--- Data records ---
****************************************
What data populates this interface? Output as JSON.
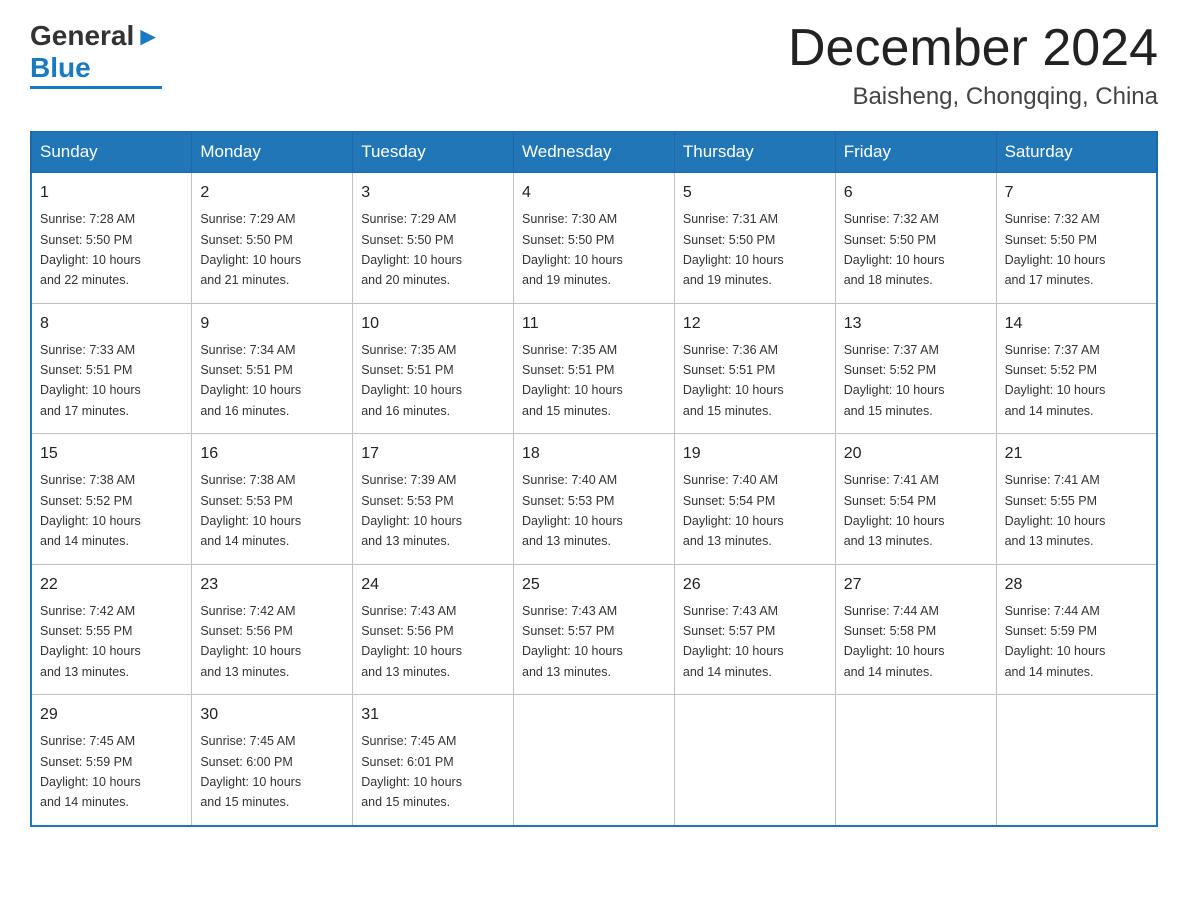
{
  "header": {
    "logo": {
      "general": "General",
      "arrow": "▶",
      "blue": "Blue"
    },
    "title": "December 2024",
    "subtitle": "Baisheng, Chongqing, China"
  },
  "weekdays": [
    "Sunday",
    "Monday",
    "Tuesday",
    "Wednesday",
    "Thursday",
    "Friday",
    "Saturday"
  ],
  "weeks": [
    [
      {
        "day": "1",
        "sunrise": "7:28 AM",
        "sunset": "5:50 PM",
        "daylight": "10 hours and 22 minutes."
      },
      {
        "day": "2",
        "sunrise": "7:29 AM",
        "sunset": "5:50 PM",
        "daylight": "10 hours and 21 minutes."
      },
      {
        "day": "3",
        "sunrise": "7:29 AM",
        "sunset": "5:50 PM",
        "daylight": "10 hours and 20 minutes."
      },
      {
        "day": "4",
        "sunrise": "7:30 AM",
        "sunset": "5:50 PM",
        "daylight": "10 hours and 19 minutes."
      },
      {
        "day": "5",
        "sunrise": "7:31 AM",
        "sunset": "5:50 PM",
        "daylight": "10 hours and 19 minutes."
      },
      {
        "day": "6",
        "sunrise": "7:32 AM",
        "sunset": "5:50 PM",
        "daylight": "10 hours and 18 minutes."
      },
      {
        "day": "7",
        "sunrise": "7:32 AM",
        "sunset": "5:50 PM",
        "daylight": "10 hours and 17 minutes."
      }
    ],
    [
      {
        "day": "8",
        "sunrise": "7:33 AM",
        "sunset": "5:51 PM",
        "daylight": "10 hours and 17 minutes."
      },
      {
        "day": "9",
        "sunrise": "7:34 AM",
        "sunset": "5:51 PM",
        "daylight": "10 hours and 16 minutes."
      },
      {
        "day": "10",
        "sunrise": "7:35 AM",
        "sunset": "5:51 PM",
        "daylight": "10 hours and 16 minutes."
      },
      {
        "day": "11",
        "sunrise": "7:35 AM",
        "sunset": "5:51 PM",
        "daylight": "10 hours and 15 minutes."
      },
      {
        "day": "12",
        "sunrise": "7:36 AM",
        "sunset": "5:51 PM",
        "daylight": "10 hours and 15 minutes."
      },
      {
        "day": "13",
        "sunrise": "7:37 AM",
        "sunset": "5:52 PM",
        "daylight": "10 hours and 15 minutes."
      },
      {
        "day": "14",
        "sunrise": "7:37 AM",
        "sunset": "5:52 PM",
        "daylight": "10 hours and 14 minutes."
      }
    ],
    [
      {
        "day": "15",
        "sunrise": "7:38 AM",
        "sunset": "5:52 PM",
        "daylight": "10 hours and 14 minutes."
      },
      {
        "day": "16",
        "sunrise": "7:38 AM",
        "sunset": "5:53 PM",
        "daylight": "10 hours and 14 minutes."
      },
      {
        "day": "17",
        "sunrise": "7:39 AM",
        "sunset": "5:53 PM",
        "daylight": "10 hours and 13 minutes."
      },
      {
        "day": "18",
        "sunrise": "7:40 AM",
        "sunset": "5:53 PM",
        "daylight": "10 hours and 13 minutes."
      },
      {
        "day": "19",
        "sunrise": "7:40 AM",
        "sunset": "5:54 PM",
        "daylight": "10 hours and 13 minutes."
      },
      {
        "day": "20",
        "sunrise": "7:41 AM",
        "sunset": "5:54 PM",
        "daylight": "10 hours and 13 minutes."
      },
      {
        "day": "21",
        "sunrise": "7:41 AM",
        "sunset": "5:55 PM",
        "daylight": "10 hours and 13 minutes."
      }
    ],
    [
      {
        "day": "22",
        "sunrise": "7:42 AM",
        "sunset": "5:55 PM",
        "daylight": "10 hours and 13 minutes."
      },
      {
        "day": "23",
        "sunrise": "7:42 AM",
        "sunset": "5:56 PM",
        "daylight": "10 hours and 13 minutes."
      },
      {
        "day": "24",
        "sunrise": "7:43 AM",
        "sunset": "5:56 PM",
        "daylight": "10 hours and 13 minutes."
      },
      {
        "day": "25",
        "sunrise": "7:43 AM",
        "sunset": "5:57 PM",
        "daylight": "10 hours and 13 minutes."
      },
      {
        "day": "26",
        "sunrise": "7:43 AM",
        "sunset": "5:57 PM",
        "daylight": "10 hours and 14 minutes."
      },
      {
        "day": "27",
        "sunrise": "7:44 AM",
        "sunset": "5:58 PM",
        "daylight": "10 hours and 14 minutes."
      },
      {
        "day": "28",
        "sunrise": "7:44 AM",
        "sunset": "5:59 PM",
        "daylight": "10 hours and 14 minutes."
      }
    ],
    [
      {
        "day": "29",
        "sunrise": "7:45 AM",
        "sunset": "5:59 PM",
        "daylight": "10 hours and 14 minutes."
      },
      {
        "day": "30",
        "sunrise": "7:45 AM",
        "sunset": "6:00 PM",
        "daylight": "10 hours and 15 minutes."
      },
      {
        "day": "31",
        "sunrise": "7:45 AM",
        "sunset": "6:01 PM",
        "daylight": "10 hours and 15 minutes."
      },
      null,
      null,
      null,
      null
    ]
  ],
  "labels": {
    "sunrise_prefix": "Sunrise: ",
    "sunset_prefix": "Sunset: ",
    "daylight_prefix": "Daylight: "
  }
}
****************************************
Exactly as written, return every line of the listing, but not the pictures.

--- Answer to the task ---
What data populates this interface? Output as JSON.
{
  "header": {
    "logo": {
      "general": "General",
      "arrow": "▶",
      "blue": "Blue"
    },
    "title": "December 2024",
    "subtitle": "Baisheng, Chongqing, China"
  },
  "weekdays": [
    "Sunday",
    "Monday",
    "Tuesday",
    "Wednesday",
    "Thursday",
    "Friday",
    "Saturday"
  ],
  "weeks": [
    [
      {
        "day": "1",
        "sunrise": "7:28 AM",
        "sunset": "5:50 PM",
        "daylight": "10 hours and 22 minutes."
      },
      {
        "day": "2",
        "sunrise": "7:29 AM",
        "sunset": "5:50 PM",
        "daylight": "10 hours and 21 minutes."
      },
      {
        "day": "3",
        "sunrise": "7:29 AM",
        "sunset": "5:50 PM",
        "daylight": "10 hours and 20 minutes."
      },
      {
        "day": "4",
        "sunrise": "7:30 AM",
        "sunset": "5:50 PM",
        "daylight": "10 hours and 19 minutes."
      },
      {
        "day": "5",
        "sunrise": "7:31 AM",
        "sunset": "5:50 PM",
        "daylight": "10 hours and 19 minutes."
      },
      {
        "day": "6",
        "sunrise": "7:32 AM",
        "sunset": "5:50 PM",
        "daylight": "10 hours and 18 minutes."
      },
      {
        "day": "7",
        "sunrise": "7:32 AM",
        "sunset": "5:50 PM",
        "daylight": "10 hours and 17 minutes."
      }
    ],
    [
      {
        "day": "8",
        "sunrise": "7:33 AM",
        "sunset": "5:51 PM",
        "daylight": "10 hours and 17 minutes."
      },
      {
        "day": "9",
        "sunrise": "7:34 AM",
        "sunset": "5:51 PM",
        "daylight": "10 hours and 16 minutes."
      },
      {
        "day": "10",
        "sunrise": "7:35 AM",
        "sunset": "5:51 PM",
        "daylight": "10 hours and 16 minutes."
      },
      {
        "day": "11",
        "sunrise": "7:35 AM",
        "sunset": "5:51 PM",
        "daylight": "10 hours and 15 minutes."
      },
      {
        "day": "12",
        "sunrise": "7:36 AM",
        "sunset": "5:51 PM",
        "daylight": "10 hours and 15 minutes."
      },
      {
        "day": "13",
        "sunrise": "7:37 AM",
        "sunset": "5:52 PM",
        "daylight": "10 hours and 15 minutes."
      },
      {
        "day": "14",
        "sunrise": "7:37 AM",
        "sunset": "5:52 PM",
        "daylight": "10 hours and 14 minutes."
      }
    ],
    [
      {
        "day": "15",
        "sunrise": "7:38 AM",
        "sunset": "5:52 PM",
        "daylight": "10 hours and 14 minutes."
      },
      {
        "day": "16",
        "sunrise": "7:38 AM",
        "sunset": "5:53 PM",
        "daylight": "10 hours and 14 minutes."
      },
      {
        "day": "17",
        "sunrise": "7:39 AM",
        "sunset": "5:53 PM",
        "daylight": "10 hours and 13 minutes."
      },
      {
        "day": "18",
        "sunrise": "7:40 AM",
        "sunset": "5:53 PM",
        "daylight": "10 hours and 13 minutes."
      },
      {
        "day": "19",
        "sunrise": "7:40 AM",
        "sunset": "5:54 PM",
        "daylight": "10 hours and 13 minutes."
      },
      {
        "day": "20",
        "sunrise": "7:41 AM",
        "sunset": "5:54 PM",
        "daylight": "10 hours and 13 minutes."
      },
      {
        "day": "21",
        "sunrise": "7:41 AM",
        "sunset": "5:55 PM",
        "daylight": "10 hours and 13 minutes."
      }
    ],
    [
      {
        "day": "22",
        "sunrise": "7:42 AM",
        "sunset": "5:55 PM",
        "daylight": "10 hours and 13 minutes."
      },
      {
        "day": "23",
        "sunrise": "7:42 AM",
        "sunset": "5:56 PM",
        "daylight": "10 hours and 13 minutes."
      },
      {
        "day": "24",
        "sunrise": "7:43 AM",
        "sunset": "5:56 PM",
        "daylight": "10 hours and 13 minutes."
      },
      {
        "day": "25",
        "sunrise": "7:43 AM",
        "sunset": "5:57 PM",
        "daylight": "10 hours and 13 minutes."
      },
      {
        "day": "26",
        "sunrise": "7:43 AM",
        "sunset": "5:57 PM",
        "daylight": "10 hours and 14 minutes."
      },
      {
        "day": "27",
        "sunrise": "7:44 AM",
        "sunset": "5:58 PM",
        "daylight": "10 hours and 14 minutes."
      },
      {
        "day": "28",
        "sunrise": "7:44 AM",
        "sunset": "5:59 PM",
        "daylight": "10 hours and 14 minutes."
      }
    ],
    [
      {
        "day": "29",
        "sunrise": "7:45 AM",
        "sunset": "5:59 PM",
        "daylight": "10 hours and 14 minutes."
      },
      {
        "day": "30",
        "sunrise": "7:45 AM",
        "sunset": "6:00 PM",
        "daylight": "10 hours and 15 minutes."
      },
      {
        "day": "31",
        "sunrise": "7:45 AM",
        "sunset": "6:01 PM",
        "daylight": "10 hours and 15 minutes."
      },
      null,
      null,
      null,
      null
    ]
  ],
  "labels": {
    "sunrise_prefix": "Sunrise: ",
    "sunset_prefix": "Sunset: ",
    "daylight_prefix": "Daylight: "
  }
}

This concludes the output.